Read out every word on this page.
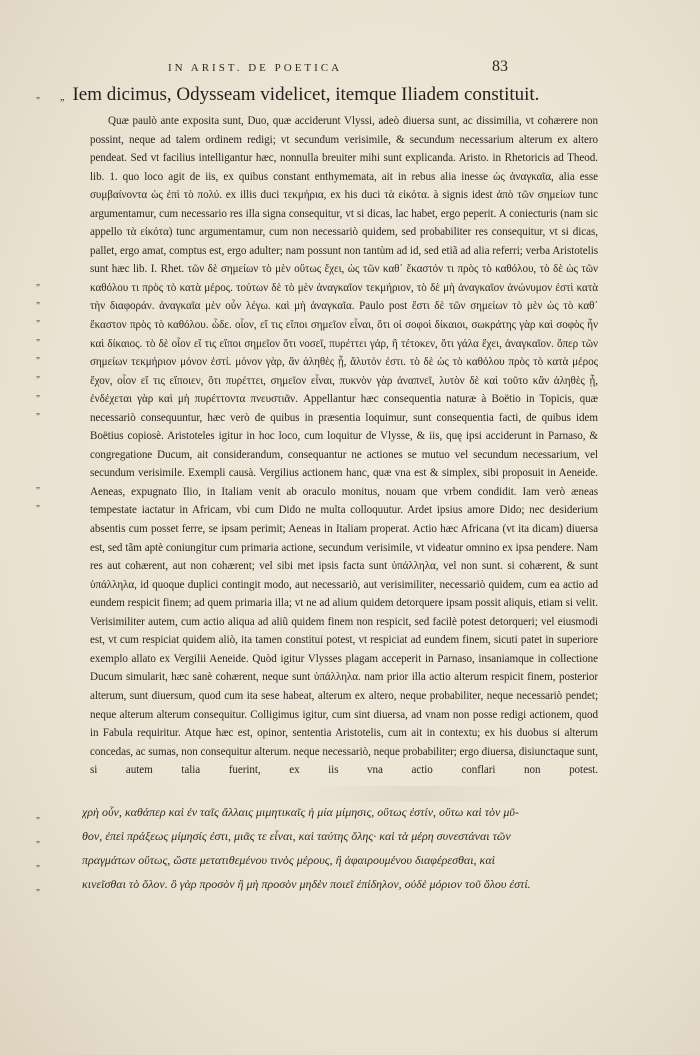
IN ARIST. DE POETICA	83
„
„
„
„
„
„
„
„
„
„
„
„
„
„
„
„ Iem dicimus, Odysseam videlicet, itemque Iliadem constituit.

Quæ paulò ante exposita sunt, Duo, quæ acciderunt Vlyssi, adeò diuersa sunt, ac dissimilia, vt cohærere non possint, neque ad talem ordinem redigi; vt secundum verisimile, & secundum necessarium alterum ex altero pendeat. Sed vt facilius intelligantur hæc, nonnulla breuiter mihi sunt explicanda. Aristo. in Rhetoricis ad Theod. lib. 1. quo loco agit de iis, ex quibus constant enthymemata, ait in rebus alia inesse ὡς ἀναγκαῖα, alia esse συμβαίνοντα ὡς ἐπὶ τὸ πολύ. ex illis duci τεκμήρια, ex his duci τὰ εἰκότα. à signis idest ἀπὸ τῶν σημείων tunc argumentamur, cum necessario res illa signa consequitur, vt si dicas, lac habet, ergo peperit. A coniecturis (nam sic appello τὰ εἰκότα) tunc argumentamur, cum non necessariò quidem, sed probabiliter res consequitur, vt si dicas, pallet, ergo amat, comptus est, ergo adulter; nam possunt non tantùm ad id, sed etiã ad alia referri; verba Aristotelis sunt hæc lib. I. Rhet. τῶν δὲ σημείων τὸ μὲν οὕτως ἔχει, ὡς τῶν καθ᾽ ἕκαστόν τι πρὸς τὸ καθόλου, τὸ δὲ ὡς τῶν καθόλου τι πρὸς τὸ κατὰ μέρος. τούτων δὲ τὸ μὲν ἀναγκαῖον τεκμήριον, τὸ δὲ μὴ ἀναγκαῖον ἀνώνυμον ἐστὶ κατὰ τὴν διαφοράν. ἀναγκαῖα μὲν οὖν λέγω. καὶ μὴ ἀναγκαῖα. Paulo post ἔστι δὲ τῶν σημείων τὸ μὲν ὡς τὸ καθ᾽ ἕκαστον πρὸς τὸ καθόλου. ὧδε. οἷον, εἴ τις εἴποι σημεῖον εἶναι, ὅτι οἱ σοφοὶ δίκαιοι, σωκράτης γὰρ καὶ σοφὸς ἦν καὶ δίκαιος. τὸ δὲ οἷον εἴ τις εἴποι σημεῖον ὅτι νοσεῖ, πυρέττει γάρ, ἢ τέτοκεν, ὅτι γάλα ἔχει, ἀναγκαῖον. ὅπερ τῶν σημείων τεκμήριον μόνον ἐστί. μόνον γὰρ, ἂν ἀληθὲς ᾖ, ἄλυτόν ἐστι. τὸ δὲ ὡς τὸ καθόλου πρὸς τὸ κατὰ μέρος ἔχον, οἷον εἴ τις εἴποιεν, ὅτι πυρέττει, σημεῖον εἶναι, πυκνὸν γὰρ ἀναπνεῖ, λυτὸν δὲ καὶ τοῦτο κἂν ἀληθὲς ᾖ, ἐνδέχεται γὰρ καὶ μὴ πυρέττοντα πνευστιᾶν. Appellantur hæc consequentia naturæ à Boëtio in Topicis, quæ necessariò consequuntur, hæc verò de quibus in præsentia loquimur, sunt consequentia facti, de quibus idem Boëtius copiosè. Aristoteles igitur in hoc loco, cum loquitur de Vlysse, & iis, quę ipsi acciderunt in Parnaso, & congregatione Ducum, ait considerandum, consequantur ne actiones se mutuo vel secundum necessarium, vel secundum verisimile. Exempli causà. Vergilius actionem hanc, quæ vna est & simplex, sibi proposuit in Aeneide. Aeneas, expugnato Ilio, in Italiam venit ab oraculo monitus, nouam que vrbem condidit. Iam verò æneas tempestate iactatur in Africam, vbi cum Dido ne multa colloquutur. Ardet ipsius amore Dido; nec desiderium absentis cum posset ferre, se ipsam perimit; Aeneas in Italiam properat. Actio hæc Africana (vt ita dicam) diuersa est, sed tãm aptè coniungitur cum primaria actione, secundum verisimile, vt videatur omnino ex ipsa pendere. Nam res aut cohærent, aut non cohærent; vel sibi met ipsis facta sunt ὑπάλληλα, vel non sunt. si cohærent, & sunt ὑπάλληλα, id quoque duplici contingit modo, aut necessariò, aut verisimiliter, necessariò quidem, cum ea actio ad eundem respicit finem; ad quem primaria illa; vt ne ad alium quidem detorquere ipsam possit aliquis, etiam si velit. Verisimiliter autem, cum actio aliqua ad aliũ quidem finem non respicit, sed facilè potest detorqueri; vel eiusmodi est, vt cum respiciat quidem aliò, ita tamen constitui potest, vt respiciat ad eundem finem, sicuti patet in superiore exemplo allato ex Vergilii Aeneide. Quòd igitur Vlysses plagam acceperit in Parnaso, insaniamque in collectione Ducum simularit, hæc sanè cohærent, neque sunt ὑπάλληλα. nam prior illa actio alterum respicit finem, posterior alterum, sunt diuersum, quod cum ita sese habeat, alterum ex altero, neque probabiliter, neque necessariò pendet; neque alterum alterum consequitur. Colligimus igitur, cum sint diuersa, ad vnam non posse redigi actionem, quod in Fabula requiritur. Atque hæc est, opinor, sententia Aristotelis, cum ait in contextu; ex his duobus si alterum concedas, ac sumas, non consequitur alterum. neque necessariò, neque probabiliter; ergo diuersa, disiunctaque sunt, si autem talia fuerint, ex iis vna actio conflari non potest.

χρὴ οὖν, καθάπερ καὶ ἐν ταῖς ἄλλαις μιμητικαῖς ἡ μία μίμησις, οὕτως ἐστίν, οὕτω καὶ τὸν μῦ-
θον, ἐπεὶ πράξεως μίμησίς ἐστι, μιᾶς τε εἶναι, καὶ ταύτης ὅλης· καὶ τὰ μέρη συνεστάναι τῶν
πραγμάτων οὕτως, ὥστε μετατιθεμένου τινὸς μέρους, ἢ ἀφαιρουμένου διαφέρεσθαι, καὶ
κινεῖσθαι τὸ ὅλον. ὃ γὰρ προσὸν ἢ μὴ προσὸν μηδὲν ποιεῖ ἐπίδηλον, οὐδὲ μόριον τοῦ ὅλου ἐστί.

(EXERCISE) Repeat the entries exactly. Pictures are excluded from the copy.

(COMPLETE ANSWER)
Read out every word on this page.
IN ARIST. DE POETICA	83
„
„
„
„
„
„
„
„
„
„
„
„
„
„
„
„ Iem dicimus, Odysseam videlicet, itemque Iliadem constituit.

Quæ paulò ante exposita sunt, Duo, quæ acciderunt Vlyssi, adeò diuersa sunt, ac dissimilia, vt cohærere non possint, neque ad talem ordinem redigi; vt secundum verisimile, & secundum necessarium alterum ex altero pendeat. Sed vt facilius intelligantur hæc, nonnulla breuiter mihi sunt explicanda. Aristo. in Rhetoricis ad Theod. lib. 1. quo loco agit de iis, ex quibus constant enthymemata, ait in rebus alia inesse ὡς ἀναγκαῖα, alia esse συμβαίνοντα ὡς ἐπὶ τὸ πολύ. ex illis duci τεκμήρια, ex his duci τὰ εἰκότα. à signis idest ἀπὸ τῶν σημείων tunc argumentamur, cum necessario res illa signa consequitur, vt si dicas, lac habet, ergo peperit. A coniecturis (nam sic appello τὰ εἰκότα) tunc argumentamur, cum non necessariò quidem, sed probabiliter res consequitur, vt si dicas, pallet, ergo amat, comptus est, ergo adulter; nam possunt non tantùm ad id, sed etiã ad alia referri; verba Aristotelis sunt hæc lib. I. Rhet. τῶν δὲ σημείων τὸ μὲν οὕτως ἔχει, ὡς τῶν καθ᾽ ἕκαστόν τι πρὸς τὸ καθόλου, τὸ δὲ ὡς τῶν καθόλου τι πρὸς τὸ κατὰ μέρος. τούτων δὲ τὸ μὲν ἀναγκαῖον τεκμήριον, τὸ δὲ μὴ ἀναγκαῖον ἀνώνυμον ἐστὶ κατὰ τὴν διαφοράν. ἀναγκαῖα μὲν οὖν λέγω. καὶ μὴ ἀναγκαῖα. Paulo post ἔστι δὲ τῶν σημείων τὸ μὲν ὡς τὸ καθ᾽ ἕκαστον πρὸς τὸ καθόλου. ὧδε. οἷον, εἴ τις εἴποι σημεῖον εἶναι, ὅτι οἱ σοφοὶ δίκαιοι, σωκράτης γὰρ καὶ σοφὸς ἦν καὶ δίκαιος. τὸ δὲ οἷον εἴ τις εἴποι σημεῖον ὅτι νοσεῖ, πυρέττει γάρ, ἢ τέτοκεν, ὅτι γάλα ἔχει, ἀναγκαῖον. ὅπερ τῶν σημείων τεκμήριον μόνον ἐστί. μόνον γὰρ, ἂν ἀληθὲς ᾖ, ἄλυτόν ἐστι. τὸ δὲ ὡς τὸ καθόλου πρὸς τὸ κατὰ μέρος ἔχον, οἷον εἴ τις εἴποιεν, ὅτι πυρέττει, σημεῖον εἶναι, πυκνὸν γὰρ ἀναπνεῖ, λυτὸν δὲ καὶ τοῦτο κἂν ἀληθὲς ᾖ, ἐνδέχεται γὰρ καὶ μὴ πυρέττοντα πνευστιᾶν. Appellantur hæc consequentia naturæ à Boëtio in Topicis, quæ necessariò consequuntur, hæc verò de quibus in præsentia loquimur, sunt consequentia facti, de quibus idem Boëtius copiosè. Aristoteles igitur in hoc loco, cum loquitur de Vlysse, & iis, quę ipsi acciderunt in Parnaso, & congregatione Ducum, ait considerandum, consequantur ne actiones se mutuo vel secundum necessarium, vel secundum verisimile. Exempli causà. Vergilius actionem hanc, quæ vna est & simplex, sibi proposuit in Aeneide. Aeneas, expugnato Ilio, in Italiam venit ab oraculo monitus, nouam que vrbem condidit. Iam verò æneas tempestate iactatur in Africam, vbi cum Dido ne multa colloquutur. Ardet ipsius amore Dido; nec desiderium absentis cum posset ferre, se ipsam perimit; Aeneas in Italiam properat. Actio hæc Africana (vt ita dicam) diuersa est, sed tãm aptè coniungitur cum primaria actione, secundum verisimile, vt videatur omnino ex ipsa pendere. Nam res aut cohærent, aut non cohærent; vel sibi met ipsis facta sunt ὑπάλληλα, vel non sunt. si cohærent, & sunt ὑπάλληλα, id quoque duplici contingit modo, aut necessariò, aut verisimiliter, necessariò quidem, cum ea actio ad eundem respicit finem; ad quem primaria illa; vt ne ad alium quidem detorquere ipsam possit aliquis, etiam si velit. Verisimiliter autem, cum actio aliqua ad aliũ quidem finem non respicit, sed facilè potest detorqueri; vel eiusmodi est, vt cum respiciat quidem aliò, ita tamen constitui potest, vt respiciat ad eundem finem, sicuti patet in superiore exemplo allato ex Vergilii Aeneide. Quòd igitur Vlysses plagam acceperit in Parnaso, insaniamque in collectione Ducum simularit, hæc sanè cohærent, neque sunt ὑπάλληλα. nam prior illa actio alterum respicit finem, posterior alterum, sunt diuersum, quod cum ita sese habeat, alterum ex altero, neque probabiliter, neque necessariò pendet; neque alterum alterum consequitur. Colligimus igitur, cum sint diuersa, ad vnam non posse redigi actionem, quod in Fabula requiritur. Atque hæc est, opinor, sententia Aristotelis, cum ait in contextu; ex his duobus si alterum concedas, ac sumas, non consequitur alterum. neque necessariò, neque probabiliter; ergo diuersa, disiunctaque sunt, si autem talia fuerint, ex iis vna actio conflari non potest.

χρὴ οὖν, καθάπερ καὶ ἐν ταῖς ἄλλαις μιμητικαῖς ἡ μία μίμησις, οὕτως ἐστίν, οὕτω καὶ τὸν μῦ-
θον, ἐπεὶ πράξεως μίμησίς ἐστι, μιᾶς τε εἶναι, καὶ ταύτης ὅλης· καὶ τὰ μέρη συνεστάναι τῶν
πραγμάτων οὕτως, ὥστε μετατιθεμένου τινὸς μέρους, ἢ ἀφαιρουμένου διαφέρεσθαι, καὶ
κινεῖσθαι τὸ ὅλον. ὃ γὰρ προσὸν ἢ μὴ προσὸν μηδὲν ποιεῖ ἐπίδηλον, οὐδὲ μόριον τοῦ ὅλου ἐστί.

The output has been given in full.